### [Task details]
Where a line contains the word "Trade", copy that line in full.
*-*-*
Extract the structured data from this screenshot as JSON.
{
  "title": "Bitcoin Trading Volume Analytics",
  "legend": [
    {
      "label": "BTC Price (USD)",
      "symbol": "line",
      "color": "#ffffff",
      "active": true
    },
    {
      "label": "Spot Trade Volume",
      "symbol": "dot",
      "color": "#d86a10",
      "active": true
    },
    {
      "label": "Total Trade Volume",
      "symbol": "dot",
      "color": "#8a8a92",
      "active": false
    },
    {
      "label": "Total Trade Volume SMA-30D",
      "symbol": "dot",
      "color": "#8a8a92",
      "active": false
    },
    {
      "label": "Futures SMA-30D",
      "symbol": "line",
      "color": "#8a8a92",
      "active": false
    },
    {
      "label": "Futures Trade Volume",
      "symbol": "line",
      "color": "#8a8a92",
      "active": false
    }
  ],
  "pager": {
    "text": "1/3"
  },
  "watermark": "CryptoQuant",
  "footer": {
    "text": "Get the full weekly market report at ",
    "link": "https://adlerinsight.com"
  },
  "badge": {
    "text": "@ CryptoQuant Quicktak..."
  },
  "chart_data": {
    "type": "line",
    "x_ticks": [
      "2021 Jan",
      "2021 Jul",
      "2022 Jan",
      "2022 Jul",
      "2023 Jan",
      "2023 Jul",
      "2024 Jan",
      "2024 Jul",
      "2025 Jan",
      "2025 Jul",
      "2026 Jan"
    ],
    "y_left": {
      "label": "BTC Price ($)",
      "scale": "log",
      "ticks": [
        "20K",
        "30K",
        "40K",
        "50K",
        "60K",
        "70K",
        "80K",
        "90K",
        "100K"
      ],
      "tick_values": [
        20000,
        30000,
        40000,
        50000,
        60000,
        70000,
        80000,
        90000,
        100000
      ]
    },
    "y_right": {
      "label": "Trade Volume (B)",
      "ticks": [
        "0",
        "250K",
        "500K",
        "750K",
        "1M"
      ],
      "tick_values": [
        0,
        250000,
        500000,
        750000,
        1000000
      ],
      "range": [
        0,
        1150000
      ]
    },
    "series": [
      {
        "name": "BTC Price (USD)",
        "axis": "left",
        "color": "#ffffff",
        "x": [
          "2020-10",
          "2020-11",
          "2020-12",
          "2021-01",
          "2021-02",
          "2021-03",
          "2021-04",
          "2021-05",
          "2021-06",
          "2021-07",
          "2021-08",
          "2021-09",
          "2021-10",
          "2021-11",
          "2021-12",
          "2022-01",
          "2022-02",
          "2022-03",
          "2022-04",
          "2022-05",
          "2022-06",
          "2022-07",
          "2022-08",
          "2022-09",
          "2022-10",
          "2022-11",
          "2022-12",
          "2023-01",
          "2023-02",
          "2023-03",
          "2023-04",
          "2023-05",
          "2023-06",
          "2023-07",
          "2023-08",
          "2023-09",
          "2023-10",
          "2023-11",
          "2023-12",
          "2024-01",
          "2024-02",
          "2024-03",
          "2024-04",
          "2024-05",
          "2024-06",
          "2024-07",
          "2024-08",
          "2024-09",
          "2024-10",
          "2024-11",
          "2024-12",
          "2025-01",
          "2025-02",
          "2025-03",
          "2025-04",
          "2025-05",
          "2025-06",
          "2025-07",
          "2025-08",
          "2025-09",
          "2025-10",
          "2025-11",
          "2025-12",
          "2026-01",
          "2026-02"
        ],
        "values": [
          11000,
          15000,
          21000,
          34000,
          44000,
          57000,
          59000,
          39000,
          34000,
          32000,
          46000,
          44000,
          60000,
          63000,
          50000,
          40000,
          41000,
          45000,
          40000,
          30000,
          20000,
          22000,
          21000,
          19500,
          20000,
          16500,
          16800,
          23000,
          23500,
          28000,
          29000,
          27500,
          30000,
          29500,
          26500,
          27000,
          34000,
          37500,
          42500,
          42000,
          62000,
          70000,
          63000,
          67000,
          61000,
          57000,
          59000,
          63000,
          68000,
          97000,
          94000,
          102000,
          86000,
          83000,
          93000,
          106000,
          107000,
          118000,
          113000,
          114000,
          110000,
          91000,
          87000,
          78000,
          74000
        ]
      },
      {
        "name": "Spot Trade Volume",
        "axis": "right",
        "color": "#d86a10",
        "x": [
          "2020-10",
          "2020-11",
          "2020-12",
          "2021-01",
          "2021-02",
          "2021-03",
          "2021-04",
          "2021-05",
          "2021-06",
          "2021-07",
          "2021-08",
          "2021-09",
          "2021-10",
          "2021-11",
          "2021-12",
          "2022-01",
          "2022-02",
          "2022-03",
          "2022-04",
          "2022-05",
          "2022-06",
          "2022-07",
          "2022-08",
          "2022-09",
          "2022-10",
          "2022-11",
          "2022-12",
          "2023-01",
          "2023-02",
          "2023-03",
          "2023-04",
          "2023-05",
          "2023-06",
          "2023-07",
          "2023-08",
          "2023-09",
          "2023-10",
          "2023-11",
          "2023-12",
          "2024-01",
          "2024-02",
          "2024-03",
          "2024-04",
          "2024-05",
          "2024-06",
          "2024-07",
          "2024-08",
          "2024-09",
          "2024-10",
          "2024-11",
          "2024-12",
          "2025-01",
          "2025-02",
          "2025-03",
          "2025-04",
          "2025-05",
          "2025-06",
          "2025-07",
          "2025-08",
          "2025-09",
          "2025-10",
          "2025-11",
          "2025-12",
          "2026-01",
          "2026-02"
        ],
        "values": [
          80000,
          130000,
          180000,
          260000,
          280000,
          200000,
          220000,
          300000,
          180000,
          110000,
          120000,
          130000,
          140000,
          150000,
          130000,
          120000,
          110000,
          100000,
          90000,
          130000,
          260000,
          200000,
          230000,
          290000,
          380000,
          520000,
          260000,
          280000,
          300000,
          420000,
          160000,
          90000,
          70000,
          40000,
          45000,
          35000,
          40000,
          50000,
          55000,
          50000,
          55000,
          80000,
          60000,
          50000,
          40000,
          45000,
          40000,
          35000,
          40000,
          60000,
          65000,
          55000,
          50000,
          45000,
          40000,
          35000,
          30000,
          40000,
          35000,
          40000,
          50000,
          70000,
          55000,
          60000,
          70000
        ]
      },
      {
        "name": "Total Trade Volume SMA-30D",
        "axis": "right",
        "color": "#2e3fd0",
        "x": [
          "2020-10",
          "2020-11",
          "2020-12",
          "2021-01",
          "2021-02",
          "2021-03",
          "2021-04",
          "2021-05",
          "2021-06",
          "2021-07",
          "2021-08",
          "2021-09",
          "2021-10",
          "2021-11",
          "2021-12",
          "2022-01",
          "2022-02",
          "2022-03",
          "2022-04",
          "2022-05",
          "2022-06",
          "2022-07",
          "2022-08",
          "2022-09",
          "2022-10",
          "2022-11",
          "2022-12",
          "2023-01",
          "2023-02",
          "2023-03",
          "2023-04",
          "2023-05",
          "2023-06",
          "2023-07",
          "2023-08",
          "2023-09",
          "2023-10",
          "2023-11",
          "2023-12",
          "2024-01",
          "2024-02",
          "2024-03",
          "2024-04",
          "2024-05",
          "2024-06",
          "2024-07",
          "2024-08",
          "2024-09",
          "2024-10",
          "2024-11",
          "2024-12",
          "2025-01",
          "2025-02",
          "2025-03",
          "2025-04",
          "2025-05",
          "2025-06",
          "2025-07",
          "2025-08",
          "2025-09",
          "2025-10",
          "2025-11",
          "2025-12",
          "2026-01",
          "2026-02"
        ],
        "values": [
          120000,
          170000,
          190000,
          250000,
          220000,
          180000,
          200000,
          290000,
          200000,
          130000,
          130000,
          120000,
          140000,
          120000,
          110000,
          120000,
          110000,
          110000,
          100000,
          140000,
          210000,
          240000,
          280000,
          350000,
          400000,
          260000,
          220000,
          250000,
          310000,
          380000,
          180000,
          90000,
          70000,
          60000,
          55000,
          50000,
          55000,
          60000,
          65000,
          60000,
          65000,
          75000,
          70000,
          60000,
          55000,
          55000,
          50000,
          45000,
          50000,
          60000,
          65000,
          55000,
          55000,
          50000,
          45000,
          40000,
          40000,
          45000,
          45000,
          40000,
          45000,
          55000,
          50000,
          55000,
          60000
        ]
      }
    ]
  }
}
*-*-*
### [Completed exercise]
      "label": "Spot Trade Volume",
      "label": "Total Trade Volume",
      "label": "Total Trade Volume SMA-30D",
      "label": "Futures Trade Volume",
      "label": "Trade Volume (B)",
        "name": "Spot Trade Volume",
        "name": "Total Trade Volume SMA-30D",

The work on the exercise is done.